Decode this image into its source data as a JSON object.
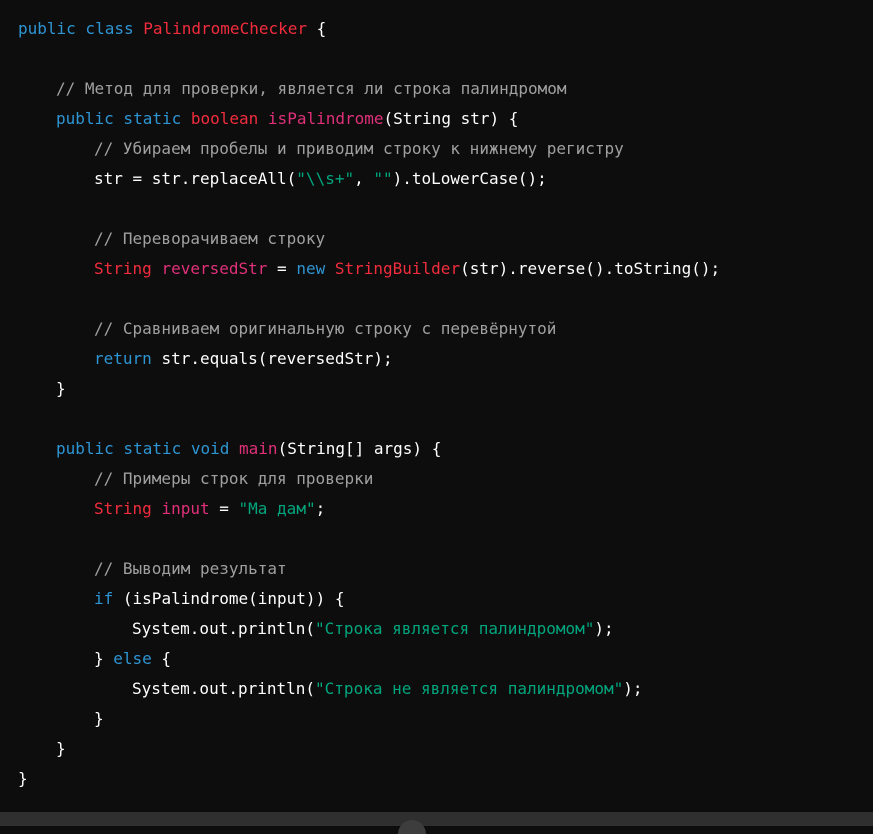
{
  "colors": {
    "background": "#0d0d0d",
    "keyword": "#2e95d3",
    "type": "#f22c3d",
    "function": "#df3079",
    "string": "#00a67d",
    "comment": "#a0a0a0",
    "plain": "#ffffff"
  },
  "code": {
    "language": "java",
    "lines": [
      {
        "indent": 0,
        "tokens": [
          {
            "t": "public class ",
            "c": "kw"
          },
          {
            "t": "PalindromeChecker",
            "c": "typ"
          },
          {
            "t": " {",
            "c": "pl"
          }
        ]
      },
      {
        "indent": 0,
        "tokens": []
      },
      {
        "indent": 1,
        "tokens": [
          {
            "t": "// Метод для проверки, является ли строка палиндромом",
            "c": "cm"
          }
        ]
      },
      {
        "indent": 1,
        "tokens": [
          {
            "t": "public static ",
            "c": "kw"
          },
          {
            "t": "boolean ",
            "c": "typ"
          },
          {
            "t": "isPalindrome",
            "c": "fn"
          },
          {
            "t": "(String str) {",
            "c": "pl"
          }
        ]
      },
      {
        "indent": 2,
        "tokens": [
          {
            "t": "// Убираем пробелы и приводим строку к нижнему регистру",
            "c": "cm"
          }
        ]
      },
      {
        "indent": 2,
        "tokens": [
          {
            "t": "str = str.replaceAll(",
            "c": "pl"
          },
          {
            "t": "\"\\\\s+\"",
            "c": "str"
          },
          {
            "t": ", ",
            "c": "pl"
          },
          {
            "t": "\"\"",
            "c": "str"
          },
          {
            "t": ").toLowerCase();",
            "c": "pl"
          }
        ]
      },
      {
        "indent": 0,
        "tokens": []
      },
      {
        "indent": 2,
        "tokens": [
          {
            "t": "// Переворачиваем строку",
            "c": "cm"
          }
        ]
      },
      {
        "indent": 2,
        "tokens": [
          {
            "t": "String ",
            "c": "typ"
          },
          {
            "t": "reversedStr",
            "c": "fn"
          },
          {
            "t": " = ",
            "c": "pl"
          },
          {
            "t": "new ",
            "c": "kw"
          },
          {
            "t": "StringBuilder",
            "c": "typ"
          },
          {
            "t": "(str).reverse().toString();",
            "c": "pl"
          }
        ]
      },
      {
        "indent": 0,
        "tokens": []
      },
      {
        "indent": 2,
        "tokens": [
          {
            "t": "// Сравниваем оригинальную строку с перевёрнутой",
            "c": "cm"
          }
        ]
      },
      {
        "indent": 2,
        "tokens": [
          {
            "t": "return ",
            "c": "kw"
          },
          {
            "t": "str.equals(reversedStr);",
            "c": "pl"
          }
        ]
      },
      {
        "indent": 1,
        "tokens": [
          {
            "t": "}",
            "c": "pl"
          }
        ]
      },
      {
        "indent": 0,
        "tokens": []
      },
      {
        "indent": 1,
        "tokens": [
          {
            "t": "public static void ",
            "c": "kw"
          },
          {
            "t": "main",
            "c": "fn"
          },
          {
            "t": "(String[] args) {",
            "c": "pl"
          }
        ]
      },
      {
        "indent": 2,
        "tokens": [
          {
            "t": "// Примеры строк для проверки",
            "c": "cm"
          }
        ]
      },
      {
        "indent": 2,
        "tokens": [
          {
            "t": "String ",
            "c": "typ"
          },
          {
            "t": "input",
            "c": "fn"
          },
          {
            "t": " = ",
            "c": "pl"
          },
          {
            "t": "\"Ма дам\"",
            "c": "str"
          },
          {
            "t": ";",
            "c": "pl"
          }
        ]
      },
      {
        "indent": 0,
        "tokens": []
      },
      {
        "indent": 2,
        "tokens": [
          {
            "t": "// Выводим результат",
            "c": "cm"
          }
        ]
      },
      {
        "indent": 2,
        "tokens": [
          {
            "t": "if ",
            "c": "kw"
          },
          {
            "t": "(isPalindrome(input)) {",
            "c": "pl"
          }
        ]
      },
      {
        "indent": 3,
        "tokens": [
          {
            "t": "System.out.println(",
            "c": "pl"
          },
          {
            "t": "\"Строка является палиндромом\"",
            "c": "str"
          },
          {
            "t": ");",
            "c": "pl"
          }
        ]
      },
      {
        "indent": 2,
        "tokens": [
          {
            "t": "} ",
            "c": "pl"
          },
          {
            "t": "else",
            "c": "kw"
          },
          {
            "t": " {",
            "c": "pl"
          }
        ]
      },
      {
        "indent": 3,
        "tokens": [
          {
            "t": "System.out.println(",
            "c": "pl"
          },
          {
            "t": "\"Строка не является палиндромом\"",
            "c": "str"
          },
          {
            "t": ");",
            "c": "pl"
          }
        ]
      },
      {
        "indent": 2,
        "tokens": [
          {
            "t": "}",
            "c": "pl"
          }
        ]
      },
      {
        "indent": 1,
        "tokens": [
          {
            "t": "}",
            "c": "pl"
          }
        ]
      },
      {
        "indent": 0,
        "tokens": [
          {
            "t": "}",
            "c": "pl"
          }
        ]
      }
    ]
  }
}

### The problem
From the entries above, copy each line holding "public".

### Worked answer
            "t": "public class ",
            "t": "public static ",
            "t": "public static void ",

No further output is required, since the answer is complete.